* _What to produce_
The data below is to be returned in full and exactly.

● ● ●

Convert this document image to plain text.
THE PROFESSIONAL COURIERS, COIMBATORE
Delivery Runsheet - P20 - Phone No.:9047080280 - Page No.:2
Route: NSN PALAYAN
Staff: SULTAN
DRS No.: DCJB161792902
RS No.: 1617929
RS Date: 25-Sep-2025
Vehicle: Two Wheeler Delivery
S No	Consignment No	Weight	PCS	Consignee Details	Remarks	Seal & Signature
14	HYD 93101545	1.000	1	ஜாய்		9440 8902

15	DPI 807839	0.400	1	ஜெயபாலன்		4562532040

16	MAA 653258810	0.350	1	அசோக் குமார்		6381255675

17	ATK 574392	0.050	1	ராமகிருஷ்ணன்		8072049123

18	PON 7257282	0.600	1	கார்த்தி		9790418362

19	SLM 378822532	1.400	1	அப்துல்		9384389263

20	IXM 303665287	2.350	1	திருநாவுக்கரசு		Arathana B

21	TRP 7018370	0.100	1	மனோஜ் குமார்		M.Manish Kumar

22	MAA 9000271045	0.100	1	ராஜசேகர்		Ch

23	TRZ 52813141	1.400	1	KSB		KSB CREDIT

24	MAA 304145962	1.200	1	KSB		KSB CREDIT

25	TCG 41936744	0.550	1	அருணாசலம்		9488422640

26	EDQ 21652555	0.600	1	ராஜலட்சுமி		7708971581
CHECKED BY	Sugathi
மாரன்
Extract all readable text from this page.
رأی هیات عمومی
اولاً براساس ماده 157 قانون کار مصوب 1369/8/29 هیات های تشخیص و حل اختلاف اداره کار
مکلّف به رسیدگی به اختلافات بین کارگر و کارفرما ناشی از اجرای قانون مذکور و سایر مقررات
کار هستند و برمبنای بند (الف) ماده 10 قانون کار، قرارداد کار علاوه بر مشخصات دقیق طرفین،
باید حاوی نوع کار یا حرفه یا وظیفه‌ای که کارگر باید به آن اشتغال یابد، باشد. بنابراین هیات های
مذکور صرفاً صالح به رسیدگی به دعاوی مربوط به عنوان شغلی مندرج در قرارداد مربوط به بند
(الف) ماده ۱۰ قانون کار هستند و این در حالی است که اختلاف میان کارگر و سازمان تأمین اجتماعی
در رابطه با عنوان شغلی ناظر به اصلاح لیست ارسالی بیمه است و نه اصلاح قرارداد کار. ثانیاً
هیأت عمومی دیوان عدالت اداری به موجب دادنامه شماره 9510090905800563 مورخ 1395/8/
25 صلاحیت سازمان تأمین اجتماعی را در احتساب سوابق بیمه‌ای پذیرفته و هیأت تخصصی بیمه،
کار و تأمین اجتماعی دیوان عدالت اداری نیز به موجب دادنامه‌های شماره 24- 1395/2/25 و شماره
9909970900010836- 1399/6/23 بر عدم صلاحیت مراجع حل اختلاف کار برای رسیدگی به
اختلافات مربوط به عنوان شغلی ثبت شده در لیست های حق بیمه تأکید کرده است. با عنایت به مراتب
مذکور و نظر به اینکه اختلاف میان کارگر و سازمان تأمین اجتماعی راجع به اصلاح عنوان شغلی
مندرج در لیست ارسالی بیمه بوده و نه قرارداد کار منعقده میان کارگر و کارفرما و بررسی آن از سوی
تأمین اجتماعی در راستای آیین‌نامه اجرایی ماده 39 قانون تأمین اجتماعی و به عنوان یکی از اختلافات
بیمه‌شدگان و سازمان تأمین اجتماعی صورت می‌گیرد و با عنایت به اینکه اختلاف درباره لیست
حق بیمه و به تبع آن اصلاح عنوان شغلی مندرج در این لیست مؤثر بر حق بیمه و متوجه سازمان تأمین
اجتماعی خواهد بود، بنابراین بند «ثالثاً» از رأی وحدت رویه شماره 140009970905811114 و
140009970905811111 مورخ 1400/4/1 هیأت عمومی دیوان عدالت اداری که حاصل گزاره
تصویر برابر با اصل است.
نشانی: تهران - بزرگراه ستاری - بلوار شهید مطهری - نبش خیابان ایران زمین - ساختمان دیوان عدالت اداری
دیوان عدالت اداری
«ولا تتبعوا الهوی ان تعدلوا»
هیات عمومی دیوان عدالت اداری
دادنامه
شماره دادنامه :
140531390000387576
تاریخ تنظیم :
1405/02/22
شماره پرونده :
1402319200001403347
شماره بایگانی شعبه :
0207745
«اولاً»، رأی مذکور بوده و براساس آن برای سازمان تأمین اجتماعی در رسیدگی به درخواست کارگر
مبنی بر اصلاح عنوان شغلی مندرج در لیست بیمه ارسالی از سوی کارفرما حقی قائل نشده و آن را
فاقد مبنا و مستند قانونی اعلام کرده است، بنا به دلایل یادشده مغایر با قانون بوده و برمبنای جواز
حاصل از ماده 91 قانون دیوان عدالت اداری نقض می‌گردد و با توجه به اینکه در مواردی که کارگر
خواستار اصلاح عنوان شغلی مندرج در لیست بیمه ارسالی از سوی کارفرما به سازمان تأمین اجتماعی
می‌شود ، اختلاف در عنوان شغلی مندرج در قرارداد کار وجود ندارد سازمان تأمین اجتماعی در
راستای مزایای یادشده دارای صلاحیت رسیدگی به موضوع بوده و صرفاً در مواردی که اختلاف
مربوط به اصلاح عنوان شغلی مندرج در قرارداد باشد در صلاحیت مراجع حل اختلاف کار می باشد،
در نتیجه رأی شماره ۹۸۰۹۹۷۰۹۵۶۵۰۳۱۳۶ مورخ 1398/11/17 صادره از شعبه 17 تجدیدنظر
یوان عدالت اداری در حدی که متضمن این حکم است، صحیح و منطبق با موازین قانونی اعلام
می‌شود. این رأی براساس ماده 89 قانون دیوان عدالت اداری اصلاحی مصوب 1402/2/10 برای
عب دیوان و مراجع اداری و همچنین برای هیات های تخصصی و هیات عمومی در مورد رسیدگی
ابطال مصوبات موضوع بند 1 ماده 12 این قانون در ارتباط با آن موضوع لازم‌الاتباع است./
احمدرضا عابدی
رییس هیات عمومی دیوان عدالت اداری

● ● ●

* _Finished answer_
Convert this document image to plain text.
THE PROFESSIONAL COURIERS, COIMBATORE
Delivery Runsheet - P20 - Phone No.:9047080280 - Page No.:2
Route: NSN PALAYAN
Staff: SULTAN
DRS No.: DCJB161792902
RS No.: 1617929
RS Date: 25-Sep-2025
Vehicle: Two Wheeler Delivery
S No	Consignment No	Weight	PCS	Consignee Details	Remarks	Seal & Signature
14	HYD 93101545	1.000	1	ஜாய்		9440 8902

15	DPI 807839	0.400	1	ஜெயபாலன்		4562532040

16	MAA 653258810	0.350	1	அசோக் குமார்		6381255675

17	ATK 574392	0.050	1	ராமகிருஷ்ணன்		8072049123

18	PON 7257282	0.600	1	கார்த்தி		9790418362

19	SLM 378822532	1.400	1	அப்துல்		9384389263

20	IXM 303665287	2.350	1	திருநாவுக்கரசு		Arathana B

21	TRP 7018370	0.100	1	மனோஜ் குமார்		M.Manish Kumar

22	MAA 9000271045	0.100	1	ராஜசேகர்		Ch

23	TRZ 52813141	1.400	1	KSB		KSB CREDIT

24	MAA 304145962	1.200	1	KSB		KSB CREDIT

25	TCG 41936744	0.550	1	அருணாசலம்		9488422640

26	EDQ 21652555	0.600	1	ராஜலட்சுமி		7708971581
CHECKED BY	Sugathi
மாரன்
Extract all readable text from this page.
رأی هیات عمومی
اولاً براساس ماده 157 قانون کار مصوب 1369/8/29 هیات های تشخیص و حل اختلاف اداره کار
مکلّف به رسیدگی به اختلافات بین کارگر و کارفرما ناشی از اجرای قانون مذکور و سایر مقررات
کار هستند و برمبنای بند (الف) ماده 10 قانون کار، قرارداد کار علاوه بر مشخصات دقیق طرفین،
باید حاوی نوع کار یا حرفه یا وظیفه‌ای که کارگر باید به آن اشتغال یابد، باشد. بنابراین هیات های
مذکور صرفاً صالح به رسیدگی به دعاوی مربوط به عنوان شغلی مندرج در قرارداد مربوط به بند
(الف) ماده ۱۰ قانون کار هستند و این در حالی است که اختلاف میان کارگر و سازمان تأمین اجتماعی
در رابطه با عنوان شغلی ناظر به اصلاح لیست ارسالی بیمه است و نه اصلاح قرارداد کار. ثانیاً
هیأت عمومی دیوان عدالت اداری به موجب دادنامه شماره 9510090905800563 مورخ 1395/8/
25 صلاحیت سازمان تأمین اجتماعی را در احتساب سوابق بیمه‌ای پذیرفته و هیأت تخصصی بیمه،
کار و تأمین اجتماعی دیوان عدالت اداری نیز به موجب دادنامه‌های شماره 24- 1395/2/25 و شماره
9909970900010836- 1399/6/23 بر عدم صلاحیت مراجع حل اختلاف کار برای رسیدگی به
اختلافات مربوط به عنوان شغلی ثبت شده در لیست های حق بیمه تأکید کرده است. با عنایت به مراتب
مذکور و نظر به اینکه اختلاف میان کارگر و سازمان تأمین اجتماعی راجع به اصلاح عنوان شغلی
مندرج در لیست ارسالی بیمه بوده و نه قرارداد کار منعقده میان کارگر و کارفرما و بررسی آن از سوی
تأمین اجتماعی در راستای آیین‌نامه اجرایی ماده 39 قانون تأمین اجتماعی و به عنوان یکی از اختلافات
بیمه‌شدگان و سازمان تأمین اجتماعی صورت می‌گیرد و با عنایت به اینکه اختلاف درباره لیست
حق بیمه و به تبع آن اصلاح عنوان شغلی مندرج در این لیست مؤثر بر حق بیمه و متوجه سازمان تأمین
اجتماعی خواهد بود، بنابراین بند «ثالثاً» از رأی وحدت رویه شماره 140009970905811114 و
140009970905811111 مورخ 1400/4/1 هیأت عمومی دیوان عدالت اداری که حاصل گزاره
تصویر برابر با اصل است.
نشانی: تهران - بزرگراه ستاری - بلوار شهید مطهری - نبش خیابان ایران زمین - ساختمان دیوان عدالت اداری
دیوان عدالت اداری
«ولا تتبعوا الهوی ان تعدلوا»
هیات عمومی دیوان عدالت اداری
دادنامه
شماره دادنامه :
140531390000387576
تاریخ تنظیم :
1405/02/22
شماره پرونده :
1402319200001403347
شماره بایگانی شعبه :
0207745
«اولاً»، رأی مذکور بوده و براساس آن برای سازمان تأمین اجتماعی در رسیدگی به درخواست کارگر
مبنی بر اصلاح عنوان شغلی مندرج در لیست بیمه ارسالی از سوی کارفرما حقی قائل نشده و آن را
فاقد مبنا و مستند قانونی اعلام کرده است، بنا به دلایل یادشده مغایر با قانون بوده و برمبنای جواز
حاصل از ماده 91 قانون دیوان عدالت اداری نقض می‌گردد و با توجه به اینکه در مواردی که کارگر
خواستار اصلاح عنوان شغلی مندرج در لیست بیمه ارسالی از سوی کارفرما به سازمان تأمین اجتماعی
می‌شود ، اختلاف در عنوان شغلی مندرج در قرارداد کار وجود ندارد سازمان تأمین اجتماعی در
راستای مزایای یادشده دارای صلاحیت رسیدگی به موضوع بوده و صرفاً در مواردی که اختلاف
مربوط به اصلاح عنوان شغلی مندرج در قرارداد باشد در صلاحیت مراجع حل اختلاف کار می باشد،
در نتیجه رأی شماره ۹۸۰۹۹۷۰۹۵۶۵۰۳۱۳۶ مورخ 1398/11/17 صادره از شعبه 17 تجدیدنظر
یوان عدالت اداری در حدی که متضمن این حکم است، صحیح و منطبق با موازین قانونی اعلام
می‌شود. این رأی براساس ماده 89 قانون دیوان عدالت اداری اصلاحی مصوب 1402/2/10 برای
عب دیوان و مراجع اداری و همچنین برای هیات های تخصصی و هیات عمومی در مورد رسیدگی
ابطال مصوبات موضوع بند 1 ماده 12 این قانون در ارتباط با آن موضوع لازم‌الاتباع است./
احمدرضا عابدی
رییس هیات عمومی دیوان عدالت اداری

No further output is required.